PREZENTOWANY TEKST:
§ §
Europejski rynek piłkarski wygenerował przychody w wysokości 25,2 mld euro w sezonie 2019/2020r. co oznacza spadek o 13% r/r, wynika z raportu firmy doradczej Deloitte „Annual Review of Football Finance”. To pierwszy taki przypadek od globalnego kryzysu finansowego w latach 2008/09.
„Na skutek pandemii 'wielka piątka’ lig europejskich (Bundesliga, La Liga, Ligue 1, Premier League i Serie A) wygenerowała 15,1 mld euro przychodów w omawianym okresie, co stanowi 11-proc. spadek w porównaniu z poprzednim rokiem” – czytamy w komunikacie.
Liderem pod względem przychodów pozostaje Premier League. Spadły jednak one o 13% do 5,1 mld euro, co jest pierwszym takim przypadkiem w historii angielskiej ligi i najniższym całkowitym poziomem przychodów od roku 2015/16. Z kolei najmniejszy spadek dotknął niemiecką Bundesligę (o 4%, 137 mln euro), ponieważ tamtejszy sezon został zakończony przed końcem roku finansowego, a nadawcom telewizyjnym udzielono jedynie minimalnych rabatów. Bundesliga wygenerowała przychody w wysokości 3,2 mld euro i pod tym względem przewyższyła hiszpańską La Ligę (3,1 mld euro).
„La Liga zanotowała spadek przychodów o 8%, ale zdaniem ekspertów Deloitte wróci ona w sezonie 2020/21 na drugie miejsce pod względem wysokości przychodów. Włoska Serie A, z przychodami 2,1 mld euro (spadek o 18%) i francuska Ligue 1 (jedyna europejska liga 'wielkiej piątki’, która odwołała swój sezon w odpowiedzi na pandemię), z przychodami 1,6 mld euro (spadek o 16%), uzupełniają pulę łącznych przychodów osiągniętych przez 'wielką piątkę’ lig europejskich” – czytamy dalej.
§ §
Dane do wykrywania układu dokumentu

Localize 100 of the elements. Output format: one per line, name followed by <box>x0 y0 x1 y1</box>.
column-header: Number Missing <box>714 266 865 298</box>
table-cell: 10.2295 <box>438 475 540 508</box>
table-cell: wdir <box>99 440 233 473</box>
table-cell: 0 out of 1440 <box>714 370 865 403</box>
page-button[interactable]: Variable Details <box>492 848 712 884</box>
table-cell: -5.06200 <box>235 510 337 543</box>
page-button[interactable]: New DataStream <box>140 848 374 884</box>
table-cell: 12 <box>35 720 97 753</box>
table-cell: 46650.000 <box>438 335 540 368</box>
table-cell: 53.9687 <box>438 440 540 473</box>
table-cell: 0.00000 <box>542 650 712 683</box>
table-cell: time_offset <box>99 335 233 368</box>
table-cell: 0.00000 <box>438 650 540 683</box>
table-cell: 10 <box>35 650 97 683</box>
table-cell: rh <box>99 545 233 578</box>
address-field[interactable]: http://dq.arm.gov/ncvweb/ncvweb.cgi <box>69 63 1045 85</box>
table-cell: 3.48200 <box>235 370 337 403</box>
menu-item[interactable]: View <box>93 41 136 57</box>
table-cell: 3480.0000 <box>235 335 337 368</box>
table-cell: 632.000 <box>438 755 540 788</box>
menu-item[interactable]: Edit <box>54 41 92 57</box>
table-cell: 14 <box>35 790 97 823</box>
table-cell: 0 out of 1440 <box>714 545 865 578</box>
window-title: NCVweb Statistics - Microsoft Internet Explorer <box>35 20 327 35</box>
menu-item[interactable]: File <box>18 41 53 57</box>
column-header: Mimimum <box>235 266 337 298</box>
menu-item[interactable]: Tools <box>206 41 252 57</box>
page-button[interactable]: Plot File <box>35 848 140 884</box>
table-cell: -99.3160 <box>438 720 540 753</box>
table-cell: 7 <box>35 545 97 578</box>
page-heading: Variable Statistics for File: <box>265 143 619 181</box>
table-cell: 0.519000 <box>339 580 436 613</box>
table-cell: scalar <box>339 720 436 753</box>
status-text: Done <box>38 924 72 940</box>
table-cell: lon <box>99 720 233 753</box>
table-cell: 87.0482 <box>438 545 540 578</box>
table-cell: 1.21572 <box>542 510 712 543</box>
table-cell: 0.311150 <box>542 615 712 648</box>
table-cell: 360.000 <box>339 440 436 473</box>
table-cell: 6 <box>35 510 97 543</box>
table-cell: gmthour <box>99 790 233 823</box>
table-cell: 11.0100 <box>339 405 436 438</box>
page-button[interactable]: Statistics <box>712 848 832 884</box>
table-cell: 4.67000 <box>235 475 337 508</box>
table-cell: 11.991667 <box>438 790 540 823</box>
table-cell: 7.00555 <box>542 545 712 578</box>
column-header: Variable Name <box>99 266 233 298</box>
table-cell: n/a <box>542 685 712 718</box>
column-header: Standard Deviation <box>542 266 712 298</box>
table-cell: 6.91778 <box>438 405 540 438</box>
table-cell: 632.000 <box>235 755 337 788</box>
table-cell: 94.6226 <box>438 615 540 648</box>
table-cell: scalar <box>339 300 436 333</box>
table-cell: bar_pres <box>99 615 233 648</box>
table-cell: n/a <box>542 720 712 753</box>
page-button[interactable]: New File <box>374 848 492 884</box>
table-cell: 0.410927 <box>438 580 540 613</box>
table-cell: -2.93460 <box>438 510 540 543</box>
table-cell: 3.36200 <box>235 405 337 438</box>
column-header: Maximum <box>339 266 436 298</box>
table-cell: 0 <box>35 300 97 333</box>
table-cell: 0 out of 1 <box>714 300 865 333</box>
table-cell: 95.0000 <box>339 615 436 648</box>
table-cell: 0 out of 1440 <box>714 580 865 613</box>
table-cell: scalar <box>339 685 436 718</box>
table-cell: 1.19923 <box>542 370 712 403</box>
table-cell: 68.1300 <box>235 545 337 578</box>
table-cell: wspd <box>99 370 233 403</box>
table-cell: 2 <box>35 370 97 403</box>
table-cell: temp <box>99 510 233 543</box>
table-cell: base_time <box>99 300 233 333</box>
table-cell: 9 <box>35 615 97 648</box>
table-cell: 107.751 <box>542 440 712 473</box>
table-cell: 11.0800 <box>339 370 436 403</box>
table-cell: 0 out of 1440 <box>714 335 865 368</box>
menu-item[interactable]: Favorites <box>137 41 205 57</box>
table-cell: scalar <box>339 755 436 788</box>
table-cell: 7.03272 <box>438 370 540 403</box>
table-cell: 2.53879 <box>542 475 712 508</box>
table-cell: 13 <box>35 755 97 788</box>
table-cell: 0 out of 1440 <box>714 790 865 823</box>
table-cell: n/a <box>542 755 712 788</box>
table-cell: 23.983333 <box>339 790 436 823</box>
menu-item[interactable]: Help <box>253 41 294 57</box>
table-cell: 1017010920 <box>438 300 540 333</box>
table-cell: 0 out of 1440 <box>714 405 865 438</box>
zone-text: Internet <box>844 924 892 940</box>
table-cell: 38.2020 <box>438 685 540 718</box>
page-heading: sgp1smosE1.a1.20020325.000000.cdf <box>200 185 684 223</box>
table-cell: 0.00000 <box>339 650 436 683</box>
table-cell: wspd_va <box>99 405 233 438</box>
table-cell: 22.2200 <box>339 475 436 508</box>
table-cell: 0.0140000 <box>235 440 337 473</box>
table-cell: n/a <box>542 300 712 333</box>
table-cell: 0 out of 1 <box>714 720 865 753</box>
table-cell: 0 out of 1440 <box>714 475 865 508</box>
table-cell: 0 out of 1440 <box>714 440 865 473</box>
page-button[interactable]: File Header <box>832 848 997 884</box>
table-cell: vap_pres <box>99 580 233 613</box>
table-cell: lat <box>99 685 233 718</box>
§ §
INSTRUKCJE DO ĆWICZENIA:
• a. Powtórz dosłownie fragment tekstu o przychodach europejskiego rynku piłkarskiego, zaczynając od „Europejski rynek piłkarski” i kończąc na „w latach 2008/09.”.
• b. Podaj ciąg dalszy tekstu o przychodach europejskich lig piłkarskich, który następuje po jego ostatnim zdaniu.

LISTA ODPOWIEDZI:
• a.
Europejski rynek piłkarski wygenerował przychody w wysokości 25,2 mld euro w sezonie 2019/2020r. co oznacza spadek o 13% r/r, wynika z raportu firmy doradczej Deloitte „Annual Review of Football Finance”. To pierwszy taki przypadek od globalnego kryzysu finansowego w latach 2008/09.

• b.
Podczas gdy łączne przychody największych lig spadły o 11%, koszty wynagrodzeń pozostały na niezmienionym poziomie, zaznaczono.
„Minie kilka lat, zanim w pełni poznamy finansowy wpływ pandemii COVID-19 na europejski futbol. Ale już teraz zaczynamy dostrzegać jego skalę. Należy zauważyć, że chociaż minęło już 16 miesięcy od wybuchu pandemii w Europie, analiza w tym raporcie koncentruje się na roku budżetowym 2019/20, a zatem w większości przypadków obejmuje tylko trzy miesiące wpływu COVID-19. Zawieszenie lig doprowadziło do rozbieżności w zakończeniu sezonu i typowych okresów sprawozdawczości finansowej w Anglii, Hiszpanii i Włoszech. Oznacza to, że niektóre elementy przychodów i kosztów związanych z sezonem 2019/20 w roku finansowym kończącym się 2021 r., będą widoczne w przyszłorocznej edycji naszego raportu” – skomentował partner i lider sports business group w Deloitte UK Dan Jones, cytowany w komunikacie.
Ze względu na stosunkowo stały charakter kosztów klubów Premier League, zyski operacyjne zostały niemal całkowicie zniwelowane. Średni stosunek płac do przychodów klubów Premier League również wzrósł do rekordowego poziomu 73%. Wzrost skumulowanych strat przed opodatkowaniem był wyraźny i wyniósł 966 mln funtów, co stanowi wzrost o ponad 800 mln funtów w porównaniu z rokiem 2018/2019, zaznaczono.
Jak wskazal Deloitte, wpływ pandemii COVID-19 na przychody z dnia meczowego w roku budżetowym 2019/20 jest wyraźny, ale wpływ na dwa pozostałe największe źródła przychodów lig „wielkiej piątki”: z tytułu praw telewizyjnych (co stanowi 51% przychodów) i komercyjnych (36%) również pozostaje bardzo niepewny.
„Pomimo niepewności, które pojawiły się w ubiegłym roku, piłka nożna wykazała się dużą odpornością. Mamy nadzieję, że sezon 2021/22 będzie krokiem w kierunku normalności, co zaowocuje silnym ożywieniem pod względem przychodów w nadchodzących sezonach” – podsumował Jones.